- Records
=-=-=

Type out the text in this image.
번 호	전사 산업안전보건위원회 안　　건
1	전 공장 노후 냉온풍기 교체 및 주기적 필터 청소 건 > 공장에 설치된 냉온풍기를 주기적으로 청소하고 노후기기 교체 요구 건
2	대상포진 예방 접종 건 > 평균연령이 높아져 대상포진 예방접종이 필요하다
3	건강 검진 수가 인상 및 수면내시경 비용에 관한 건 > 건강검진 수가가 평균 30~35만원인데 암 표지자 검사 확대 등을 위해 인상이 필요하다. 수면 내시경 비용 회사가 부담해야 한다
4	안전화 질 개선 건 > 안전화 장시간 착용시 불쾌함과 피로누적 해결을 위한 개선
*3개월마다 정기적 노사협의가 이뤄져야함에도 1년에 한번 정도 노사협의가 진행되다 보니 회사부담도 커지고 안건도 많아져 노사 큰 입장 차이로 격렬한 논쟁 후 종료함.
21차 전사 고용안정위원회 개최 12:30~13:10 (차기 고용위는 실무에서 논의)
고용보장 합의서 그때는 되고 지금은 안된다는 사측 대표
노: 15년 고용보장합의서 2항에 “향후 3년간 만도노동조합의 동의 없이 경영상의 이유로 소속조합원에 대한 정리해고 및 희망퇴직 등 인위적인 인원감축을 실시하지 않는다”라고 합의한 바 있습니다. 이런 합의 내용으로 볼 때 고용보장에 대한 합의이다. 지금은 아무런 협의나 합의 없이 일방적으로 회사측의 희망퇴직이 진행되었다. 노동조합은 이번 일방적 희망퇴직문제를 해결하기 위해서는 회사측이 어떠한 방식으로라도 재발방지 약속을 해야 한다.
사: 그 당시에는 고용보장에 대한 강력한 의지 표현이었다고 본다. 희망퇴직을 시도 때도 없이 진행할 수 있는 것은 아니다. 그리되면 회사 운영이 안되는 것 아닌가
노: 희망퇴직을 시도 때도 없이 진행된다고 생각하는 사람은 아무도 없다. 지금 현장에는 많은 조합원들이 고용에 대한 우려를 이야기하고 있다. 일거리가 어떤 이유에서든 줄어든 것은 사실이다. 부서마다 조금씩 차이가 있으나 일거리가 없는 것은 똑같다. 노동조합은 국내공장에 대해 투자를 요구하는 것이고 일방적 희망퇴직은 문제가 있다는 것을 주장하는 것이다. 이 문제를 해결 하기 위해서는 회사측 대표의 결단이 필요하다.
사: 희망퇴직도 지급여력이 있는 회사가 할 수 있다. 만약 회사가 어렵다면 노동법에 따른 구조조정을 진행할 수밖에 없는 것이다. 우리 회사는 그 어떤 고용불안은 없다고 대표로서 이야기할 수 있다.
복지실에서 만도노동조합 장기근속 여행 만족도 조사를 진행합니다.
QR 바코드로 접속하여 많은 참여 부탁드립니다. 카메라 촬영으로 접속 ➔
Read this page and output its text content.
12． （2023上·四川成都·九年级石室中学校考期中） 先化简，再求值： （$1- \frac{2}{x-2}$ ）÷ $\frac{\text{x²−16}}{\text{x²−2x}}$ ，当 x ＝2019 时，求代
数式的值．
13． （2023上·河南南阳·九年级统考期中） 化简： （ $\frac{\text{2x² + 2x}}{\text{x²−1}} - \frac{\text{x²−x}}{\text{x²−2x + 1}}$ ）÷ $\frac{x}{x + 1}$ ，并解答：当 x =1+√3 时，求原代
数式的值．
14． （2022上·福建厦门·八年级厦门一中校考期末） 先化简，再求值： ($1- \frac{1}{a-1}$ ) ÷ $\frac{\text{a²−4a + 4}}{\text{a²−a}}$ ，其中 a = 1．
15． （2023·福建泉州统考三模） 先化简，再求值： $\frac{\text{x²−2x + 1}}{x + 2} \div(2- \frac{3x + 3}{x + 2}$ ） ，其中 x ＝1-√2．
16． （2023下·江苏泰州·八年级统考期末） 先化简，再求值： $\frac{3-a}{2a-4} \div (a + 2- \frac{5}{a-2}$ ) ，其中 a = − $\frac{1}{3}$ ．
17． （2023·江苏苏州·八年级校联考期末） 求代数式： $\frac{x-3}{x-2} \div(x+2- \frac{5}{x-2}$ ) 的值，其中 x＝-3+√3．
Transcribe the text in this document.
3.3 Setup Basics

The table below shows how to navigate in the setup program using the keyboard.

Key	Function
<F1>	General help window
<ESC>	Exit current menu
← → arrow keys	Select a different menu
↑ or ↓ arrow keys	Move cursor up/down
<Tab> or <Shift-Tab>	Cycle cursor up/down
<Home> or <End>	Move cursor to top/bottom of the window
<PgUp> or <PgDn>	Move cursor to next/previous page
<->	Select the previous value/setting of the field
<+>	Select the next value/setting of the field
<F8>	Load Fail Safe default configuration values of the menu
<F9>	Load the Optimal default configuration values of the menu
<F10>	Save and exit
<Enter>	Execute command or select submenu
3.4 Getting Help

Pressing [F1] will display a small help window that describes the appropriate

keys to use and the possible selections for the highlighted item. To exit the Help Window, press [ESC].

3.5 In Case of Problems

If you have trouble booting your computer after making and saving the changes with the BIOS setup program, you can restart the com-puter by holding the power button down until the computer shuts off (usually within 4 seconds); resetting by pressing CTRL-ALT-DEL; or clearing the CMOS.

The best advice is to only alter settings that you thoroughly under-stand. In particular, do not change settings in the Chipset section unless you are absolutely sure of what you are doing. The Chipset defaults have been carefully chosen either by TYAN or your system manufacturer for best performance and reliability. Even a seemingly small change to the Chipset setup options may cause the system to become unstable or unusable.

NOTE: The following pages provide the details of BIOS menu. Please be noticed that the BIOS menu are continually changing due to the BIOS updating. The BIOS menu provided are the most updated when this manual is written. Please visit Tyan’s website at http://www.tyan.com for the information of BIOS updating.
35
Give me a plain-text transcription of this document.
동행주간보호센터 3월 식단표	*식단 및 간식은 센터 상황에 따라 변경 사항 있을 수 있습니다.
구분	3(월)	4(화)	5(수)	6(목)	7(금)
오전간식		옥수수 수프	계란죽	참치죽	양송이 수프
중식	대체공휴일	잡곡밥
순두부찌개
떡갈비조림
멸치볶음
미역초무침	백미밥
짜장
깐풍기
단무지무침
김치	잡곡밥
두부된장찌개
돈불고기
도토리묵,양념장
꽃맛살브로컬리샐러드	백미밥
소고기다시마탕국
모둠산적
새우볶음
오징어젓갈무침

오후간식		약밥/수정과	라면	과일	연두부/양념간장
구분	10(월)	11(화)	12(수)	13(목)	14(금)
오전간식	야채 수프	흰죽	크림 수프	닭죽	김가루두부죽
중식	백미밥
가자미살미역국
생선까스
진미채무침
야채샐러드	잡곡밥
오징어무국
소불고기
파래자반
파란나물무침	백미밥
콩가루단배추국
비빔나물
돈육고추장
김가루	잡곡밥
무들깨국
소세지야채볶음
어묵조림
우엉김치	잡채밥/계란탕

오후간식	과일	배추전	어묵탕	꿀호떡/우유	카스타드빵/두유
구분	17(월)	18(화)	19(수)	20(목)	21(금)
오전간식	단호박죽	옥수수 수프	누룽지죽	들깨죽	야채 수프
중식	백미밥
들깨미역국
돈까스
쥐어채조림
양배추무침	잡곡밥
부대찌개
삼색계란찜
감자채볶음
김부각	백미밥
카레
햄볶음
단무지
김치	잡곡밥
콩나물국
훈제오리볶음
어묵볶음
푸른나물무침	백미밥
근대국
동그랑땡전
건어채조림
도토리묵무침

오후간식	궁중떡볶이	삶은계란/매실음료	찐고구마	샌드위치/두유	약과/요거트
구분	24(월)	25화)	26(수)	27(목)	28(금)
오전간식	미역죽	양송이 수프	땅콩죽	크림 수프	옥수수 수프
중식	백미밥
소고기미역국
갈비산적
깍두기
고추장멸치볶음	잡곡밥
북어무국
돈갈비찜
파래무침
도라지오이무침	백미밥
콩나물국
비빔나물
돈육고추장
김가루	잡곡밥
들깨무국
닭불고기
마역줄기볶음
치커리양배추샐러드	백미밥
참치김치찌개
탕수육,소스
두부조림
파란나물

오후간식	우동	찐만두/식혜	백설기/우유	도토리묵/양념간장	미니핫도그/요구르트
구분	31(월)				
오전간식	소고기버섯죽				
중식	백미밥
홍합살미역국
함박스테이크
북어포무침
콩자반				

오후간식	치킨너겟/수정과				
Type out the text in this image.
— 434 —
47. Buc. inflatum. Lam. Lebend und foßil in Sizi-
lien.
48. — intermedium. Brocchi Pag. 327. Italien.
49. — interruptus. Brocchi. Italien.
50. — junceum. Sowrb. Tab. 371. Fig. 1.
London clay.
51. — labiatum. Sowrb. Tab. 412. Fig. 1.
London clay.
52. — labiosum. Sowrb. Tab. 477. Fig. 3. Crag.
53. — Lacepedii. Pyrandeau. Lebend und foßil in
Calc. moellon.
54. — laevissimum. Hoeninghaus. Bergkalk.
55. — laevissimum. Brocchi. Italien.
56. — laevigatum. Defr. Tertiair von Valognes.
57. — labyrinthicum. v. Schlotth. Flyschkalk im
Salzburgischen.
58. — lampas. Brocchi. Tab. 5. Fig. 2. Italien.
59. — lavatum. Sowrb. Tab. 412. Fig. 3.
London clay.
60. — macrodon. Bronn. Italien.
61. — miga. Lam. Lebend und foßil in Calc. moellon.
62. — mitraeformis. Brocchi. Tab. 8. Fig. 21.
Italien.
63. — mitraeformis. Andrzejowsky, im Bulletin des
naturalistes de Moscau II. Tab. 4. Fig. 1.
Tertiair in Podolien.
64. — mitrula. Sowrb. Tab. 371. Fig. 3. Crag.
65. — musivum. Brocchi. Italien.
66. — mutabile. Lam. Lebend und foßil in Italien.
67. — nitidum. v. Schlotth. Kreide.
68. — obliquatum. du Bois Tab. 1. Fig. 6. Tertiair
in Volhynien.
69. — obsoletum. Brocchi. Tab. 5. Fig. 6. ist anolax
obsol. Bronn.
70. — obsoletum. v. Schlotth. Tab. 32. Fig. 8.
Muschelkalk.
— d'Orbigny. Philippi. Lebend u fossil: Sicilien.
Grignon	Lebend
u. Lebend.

=-=-=

- To do
Provide only the count of lines in the data above that include the string "Italien".

- Output for this exercise
8